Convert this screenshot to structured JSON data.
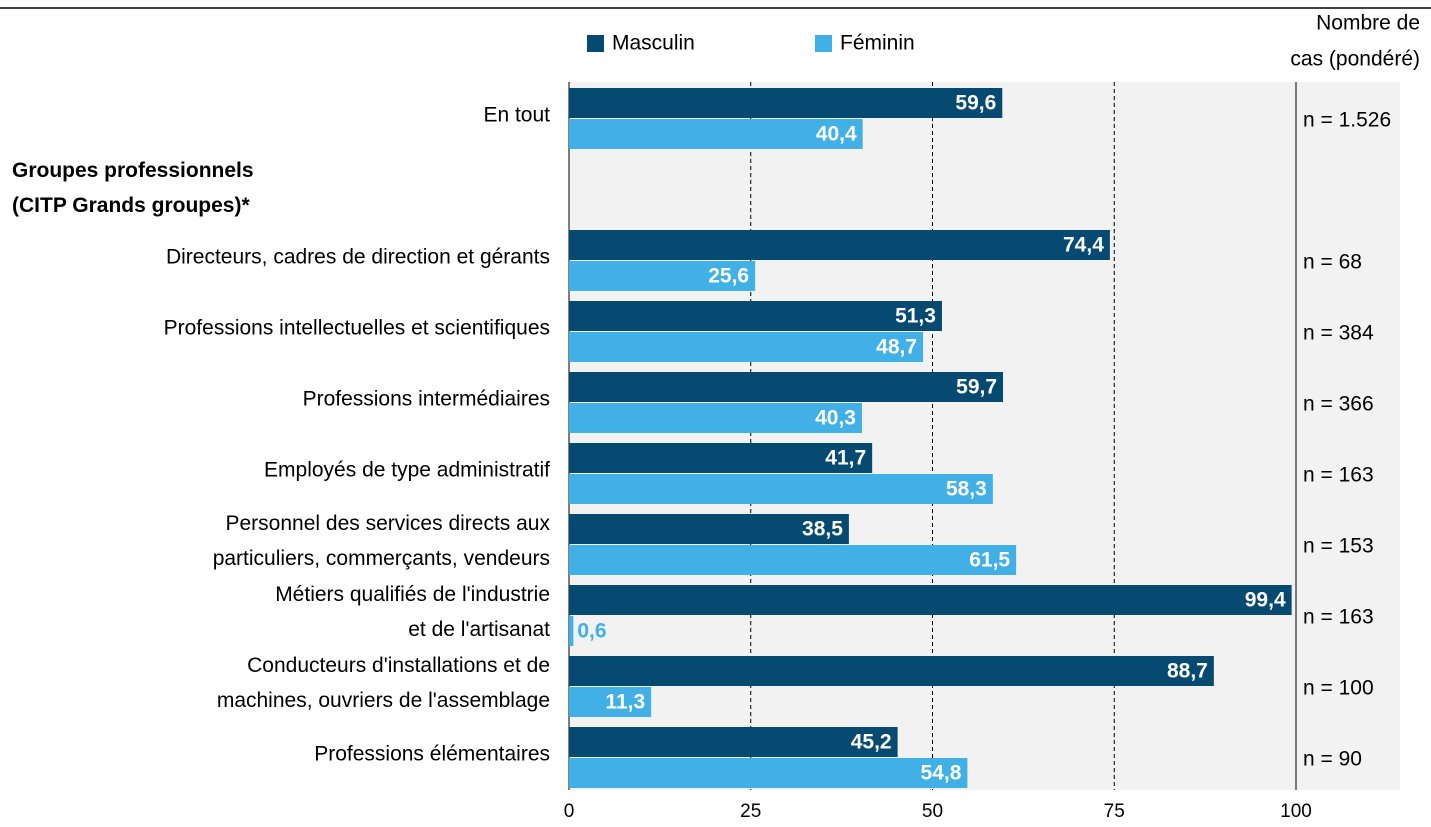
{
  "chart_data": {
    "type": "bar",
    "orientation": "horizontal",
    "categories": [
      [
        "En tout"
      ],
      [
        "Groupes professionnels",
        "(CITP Grands groupes)*"
      ],
      [
        "Directeurs, cadres de direction et gérants"
      ],
      [
        "Professions intellectuelles  et scientifiques"
      ],
      [
        "Professions intermédiaires"
      ],
      [
        "Employés de type administratif"
      ],
      [
        "Personnel des services directs aux",
        "particuliers, commerçants,  vendeurs"
      ],
      [
        "Métiers qualifiés de l'industrie",
        "et de l'artisanat"
      ],
      [
        "Conducteurs d'installations et de",
        "machines, ouvriers de l'assemblage"
      ],
      [
        "Professions élémentaires"
      ]
    ],
    "series": [
      {
        "name": "Masculin",
        "color": "#064a71",
        "values": [
          59.6,
          null,
          74.4,
          51.3,
          59.7,
          41.7,
          38.5,
          99.4,
          88.7,
          45.2
        ],
        "value_labels": [
          "59,6",
          null,
          "74,4",
          "51,3",
          "59,7",
          "41,7",
          "38,5",
          "99,4",
          "88,7",
          "45,2"
        ]
      },
      {
        "name": "Féminin",
        "color": "#41b0e6",
        "values": [
          40.4,
          null,
          25.6,
          48.7,
          40.3,
          58.3,
          61.5,
          0.6,
          11.3,
          54.8
        ],
        "value_labels": [
          "40,4",
          null,
          "25,6",
          "48,7",
          "40,3",
          "58,3",
          "61,5",
          "0,6",
          "11,3",
          "54,8"
        ]
      }
    ],
    "counts_title": [
      "Nombre de",
      "cas (pondéré)"
    ],
    "counts": [
      "n = 1.526",
      null,
      "n = 68",
      "n = 384",
      "n = 366",
      "n = 163",
      "n = 153",
      "n = 163",
      "n = 100",
      "n = 90"
    ],
    "xlim": [
      0,
      100
    ],
    "xticks": [
      0,
      25,
      50,
      75,
      100
    ],
    "grid": true
  }
}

------------------------------------------------------------------------

*Written task:* Print each record exactly as it stands, leaving the images out.

*Right answer:*
Convert this screenshot to structured JSON data.
{
  "chart_data": {
    "type": "bar",
    "orientation": "horizontal",
    "categories": [
      [
        "En tout"
      ],
      [
        "Groupes professionnels",
        "(CITP Grands groupes)*"
      ],
      [
        "Directeurs, cadres de direction et gérants"
      ],
      [
        "Professions intellectuelles  et scientifiques"
      ],
      [
        "Professions intermédiaires"
      ],
      [
        "Employés de type administratif"
      ],
      [
        "Personnel des services directs aux",
        "particuliers, commerçants,  vendeurs"
      ],
      [
        "Métiers qualifiés de l'industrie",
        "et de l'artisanat"
      ],
      [
        "Conducteurs d'installations et de",
        "machines, ouvriers de l'assemblage"
      ],
      [
        "Professions élémentaires"
      ]
    ],
    "series": [
      {
        "name": "Masculin",
        "color": "#064a71",
        "values": [
          59.6,
          null,
          74.4,
          51.3,
          59.7,
          41.7,
          38.5,
          99.4,
          88.7,
          45.2
        ],
        "value_labels": [
          "59,6",
          null,
          "74,4",
          "51,3",
          "59,7",
          "41,7",
          "38,5",
          "99,4",
          "88,7",
          "45,2"
        ]
      },
      {
        "name": "Féminin",
        "color": "#41b0e6",
        "values": [
          40.4,
          null,
          25.6,
          48.7,
          40.3,
          58.3,
          61.5,
          0.6,
          11.3,
          54.8
        ],
        "value_labels": [
          "40,4",
          null,
          "25,6",
          "48,7",
          "40,3",
          "58,3",
          "61,5",
          "0,6",
          "11,3",
          "54,8"
        ]
      }
    ],
    "counts_title": [
      "Nombre de",
      "cas (pondéré)"
    ],
    "counts": [
      "n = 1.526",
      null,
      "n = 68",
      "n = 384",
      "n = 366",
      "n = 163",
      "n = 153",
      "n = 163",
      "n = 100",
      "n = 90"
    ],
    "xlim": [
      0,
      100
    ],
    "xticks": [
      0,
      25,
      50,
      75,
      100
    ],
    "grid": true
  }
}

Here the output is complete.